Record extracts
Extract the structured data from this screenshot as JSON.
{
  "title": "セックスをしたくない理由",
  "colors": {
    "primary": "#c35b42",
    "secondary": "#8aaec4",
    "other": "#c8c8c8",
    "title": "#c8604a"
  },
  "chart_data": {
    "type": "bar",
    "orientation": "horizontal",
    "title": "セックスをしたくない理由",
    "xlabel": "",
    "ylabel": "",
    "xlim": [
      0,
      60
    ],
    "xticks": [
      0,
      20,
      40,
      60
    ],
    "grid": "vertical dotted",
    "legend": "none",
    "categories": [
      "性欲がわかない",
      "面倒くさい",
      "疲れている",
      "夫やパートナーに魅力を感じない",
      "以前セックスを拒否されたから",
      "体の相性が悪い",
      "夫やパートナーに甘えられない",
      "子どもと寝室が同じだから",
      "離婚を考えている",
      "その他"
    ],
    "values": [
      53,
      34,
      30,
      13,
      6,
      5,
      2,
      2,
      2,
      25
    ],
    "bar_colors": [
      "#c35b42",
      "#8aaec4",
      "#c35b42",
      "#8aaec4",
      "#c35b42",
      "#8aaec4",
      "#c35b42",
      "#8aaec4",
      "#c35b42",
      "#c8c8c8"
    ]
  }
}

---

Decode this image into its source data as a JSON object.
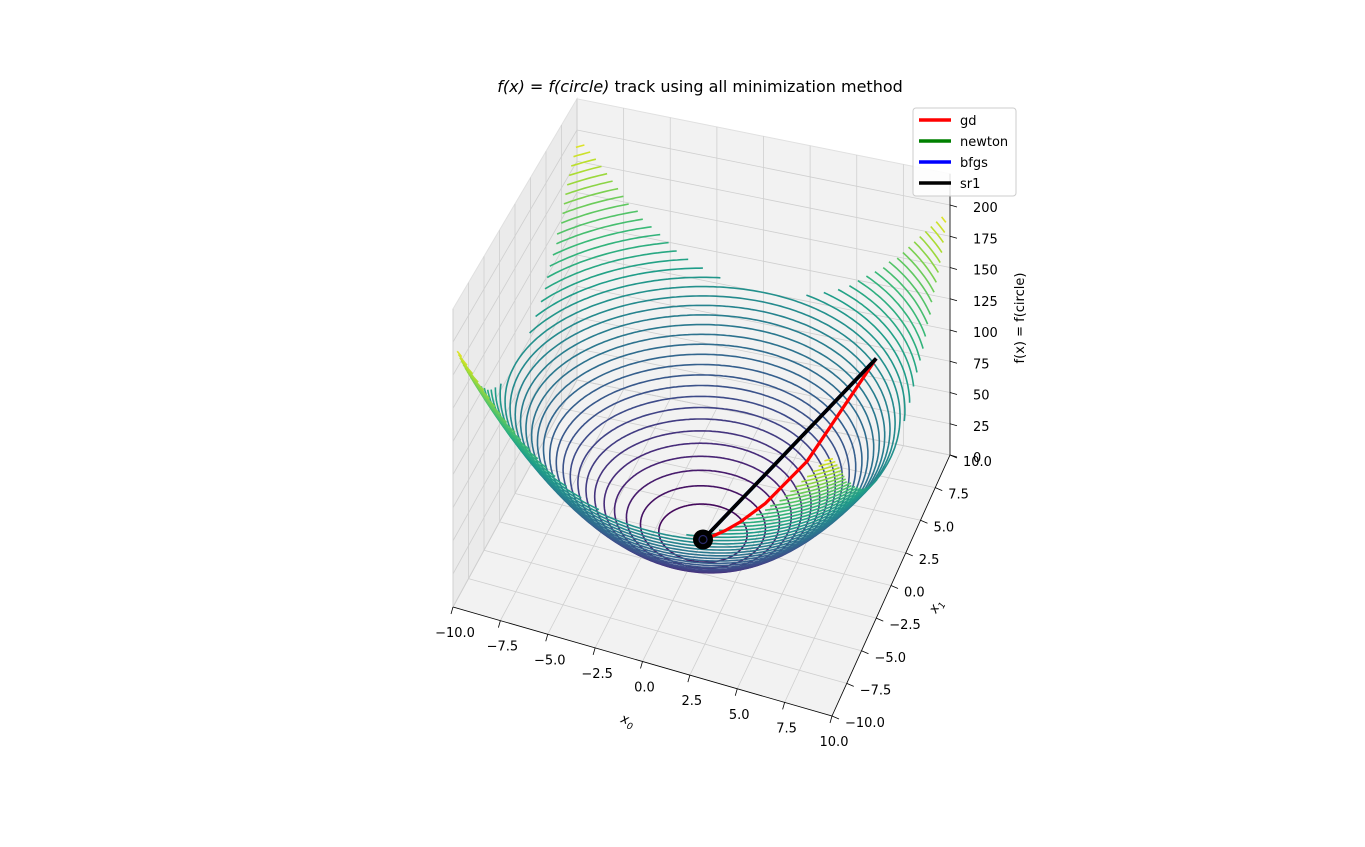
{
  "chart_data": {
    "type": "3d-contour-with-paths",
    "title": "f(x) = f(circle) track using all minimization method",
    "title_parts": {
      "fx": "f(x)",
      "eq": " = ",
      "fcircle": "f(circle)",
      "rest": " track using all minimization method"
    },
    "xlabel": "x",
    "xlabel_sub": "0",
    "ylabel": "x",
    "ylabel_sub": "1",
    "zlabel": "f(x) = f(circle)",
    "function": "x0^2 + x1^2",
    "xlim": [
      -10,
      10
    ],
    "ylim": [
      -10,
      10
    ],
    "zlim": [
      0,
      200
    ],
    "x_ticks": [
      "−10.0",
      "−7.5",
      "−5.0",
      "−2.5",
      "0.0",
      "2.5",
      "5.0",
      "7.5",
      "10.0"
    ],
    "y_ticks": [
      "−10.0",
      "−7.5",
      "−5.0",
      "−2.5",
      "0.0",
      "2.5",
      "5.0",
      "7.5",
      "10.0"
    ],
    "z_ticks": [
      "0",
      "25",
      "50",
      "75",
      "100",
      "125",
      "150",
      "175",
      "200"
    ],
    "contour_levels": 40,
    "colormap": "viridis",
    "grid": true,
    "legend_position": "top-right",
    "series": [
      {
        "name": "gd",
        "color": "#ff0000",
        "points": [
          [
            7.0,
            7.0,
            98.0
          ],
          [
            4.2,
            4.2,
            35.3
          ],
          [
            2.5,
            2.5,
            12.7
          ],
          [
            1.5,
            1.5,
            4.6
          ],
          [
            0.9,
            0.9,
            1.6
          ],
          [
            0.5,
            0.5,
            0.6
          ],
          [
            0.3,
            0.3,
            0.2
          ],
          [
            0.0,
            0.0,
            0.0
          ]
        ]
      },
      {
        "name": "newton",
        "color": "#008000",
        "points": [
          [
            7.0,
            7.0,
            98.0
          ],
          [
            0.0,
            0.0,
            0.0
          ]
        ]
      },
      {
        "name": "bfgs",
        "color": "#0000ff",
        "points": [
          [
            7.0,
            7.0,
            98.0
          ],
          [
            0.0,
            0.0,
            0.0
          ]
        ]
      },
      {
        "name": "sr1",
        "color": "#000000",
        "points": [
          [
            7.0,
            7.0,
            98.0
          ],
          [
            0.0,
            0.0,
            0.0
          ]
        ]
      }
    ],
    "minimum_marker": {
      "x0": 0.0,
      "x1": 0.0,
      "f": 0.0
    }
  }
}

To do
From the listing above, report the number of lines containing the string "using", without any accompanying remarks.

Reply
2